_Record extracts_
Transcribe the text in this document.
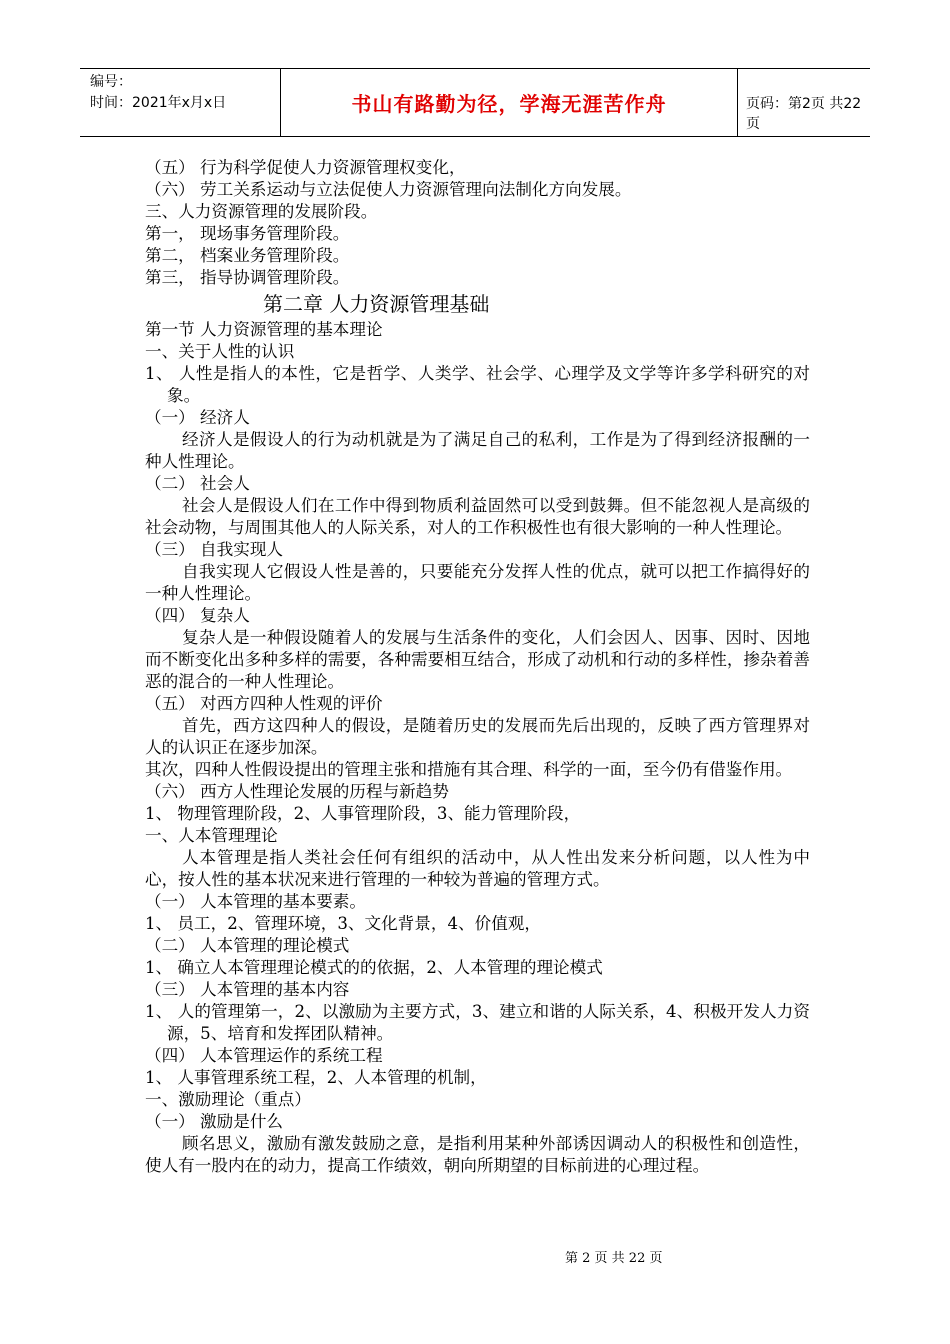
编号：
时间：2021年x月x日	书山有路勤为径，学海无涯苦作舟	页码：第2页 共22页

（五） 行为科学促使人力资源管理权变化，

（六） 劳工关系运动与立法促使人力资源管理向法制化方向发展。

三、人力资源管理的发展阶段。

第一， 现场事务管理阶段。

第二， 档案业务管理阶段。

第三， 指导协调管理阶段。

第二章 人力资源管理基础

第一节 人力资源管理的基本理论

一、关于人性的认识

1、 人性是指人的本性，它是哲学、人类学、社会学、心理学及文学等许多学科研究的对象。

（一） 经济人

经济人是假设人的行为动机就是为了满足自己的私利，工作是为了得到经济报酬的一种人性理论。

（二） 社会人

社会人是假设人们在工作中得到物质利益固然可以受到鼓舞。但不能忽视人是高级的社会动物，与周围其他人的人际关系，对人的工作积极性也有很大影响的一种人性理论。

（三） 自我实现人

自我实现人它假设人性是善的，只要能充分发挥人性的优点，就可以把工作搞得好的一种人性理论。

（四） 复杂人

复杂人是一种假设随着人的发展与生活条件的变化，人们会因人、因事、因时、因地而不断变化出多种多样的需要，各种需要相互结合，形成了动机和行动的多样性，掺杂着善恶的混合的一种人性理论。

（五） 对西方四种人性观的评价

首先，西方这四种人的假设，是随着历史的发展而先后出现的，反映了西方管理界对人的认识正在逐步加深。

其次，四种人性假设提出的管理主张和措施有其合理、科学的一面，至今仍有借鉴作用。

（六） 西方人性理论发展的历程与新趋势

1、 物理管理阶段，2、人事管理阶段，3、能力管理阶段，

一、人本管理理论

人本管理是指人类社会任何有组织的活动中，从人性出发来分析问题，以人性为中心，按人性的基本状况来进行管理的一种较为普遍的管理方式。

（一） 人本管理的基本要素。

1、 员工，2、管理环境，3、文化背景，4、价值观，

（二） 人本管理的理论模式

1、 确立人本管理理论模式的的依据，2、人本管理的理论模式

（三） 人本管理的基本内容

1、 人的管理第一，2、以激励为主要方式，3、建立和谐的人际关系，4、积极开发人力资源，5、培育和发挥团队精神。

（四） 人本管理运作的系统工程

1、 人事管理系统工程，2、人本管理的机制，

一、激励理论（重点）

（一） 激励是什么

顾名思义，激励有激发鼓励之意，是指利用某种外部诱因调动人的积极性和创造性，使人有一股内在的动力，提高工作绩效，朝向所期望的目标前进的心理过程。

第 2 页 共 22 页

_Objective_
Restate the listing above word for word, and skip the pictures.

_Answer to the task_
Transcribe the text in this document.
编号：
时间：2021年x月x日	书山有路勤为径，学海无涯苦作舟	页码：第2页 共22页

（五） 行为科学促使人力资源管理权变化，

（六） 劳工关系运动与立法促使人力资源管理向法制化方向发展。

三、人力资源管理的发展阶段。

第一， 现场事务管理阶段。

第二， 档案业务管理阶段。

第三， 指导协调管理阶段。

第二章 人力资源管理基础

第一节 人力资源管理的基本理论

一、关于人性的认识

1、 人性是指人的本性，它是哲学、人类学、社会学、心理学及文学等许多学科研究的对象。

（一） 经济人

经济人是假设人的行为动机就是为了满足自己的私利，工作是为了得到经济报酬的一种人性理论。

（二） 社会人

社会人是假设人们在工作中得到物质利益固然可以受到鼓舞。但不能忽视人是高级的社会动物，与周围其他人的人际关系，对人的工作积极性也有很大影响的一种人性理论。

（三） 自我实现人

自我实现人它假设人性是善的，只要能充分发挥人性的优点，就可以把工作搞得好的一种人性理论。

（四） 复杂人

复杂人是一种假设随着人的发展与生活条件的变化，人们会因人、因事、因时、因地而不断变化出多种多样的需要，各种需要相互结合，形成了动机和行动的多样性，掺杂着善恶的混合的一种人性理论。

（五） 对西方四种人性观的评价

首先，西方这四种人的假设，是随着历史的发展而先后出现的，反映了西方管理界对人的认识正在逐步加深。

其次，四种人性假设提出的管理主张和措施有其合理、科学的一面，至今仍有借鉴作用。

（六） 西方人性理论发展的历程与新趋势

1、 物理管理阶段，2、人事管理阶段，3、能力管理阶段，

一、人本管理理论

人本管理是指人类社会任何有组织的活动中，从人性出发来分析问题，以人性为中心，按人性的基本状况来进行管理的一种较为普遍的管理方式。

（一） 人本管理的基本要素。

1、 员工，2、管理环境，3、文化背景，4、价值观，

（二） 人本管理的理论模式

1、 确立人本管理理论模式的的依据，2、人本管理的理论模式

（三） 人本管理的基本内容

1、 人的管理第一，2、以激励为主要方式，3、建立和谐的人际关系，4、积极开发人力资源，5、培育和发挥团队精神。

（四） 人本管理运作的系统工程

1、 人事管理系统工程，2、人本管理的机制，

一、激励理论（重点）

（一） 激励是什么

顾名思义，激励有激发鼓励之意，是指利用某种外部诱因调动人的积极性和创造性，使人有一股内在的动力，提高工作绩效，朝向所期望的目标前进的心理过程。

第 2 页 共 22 页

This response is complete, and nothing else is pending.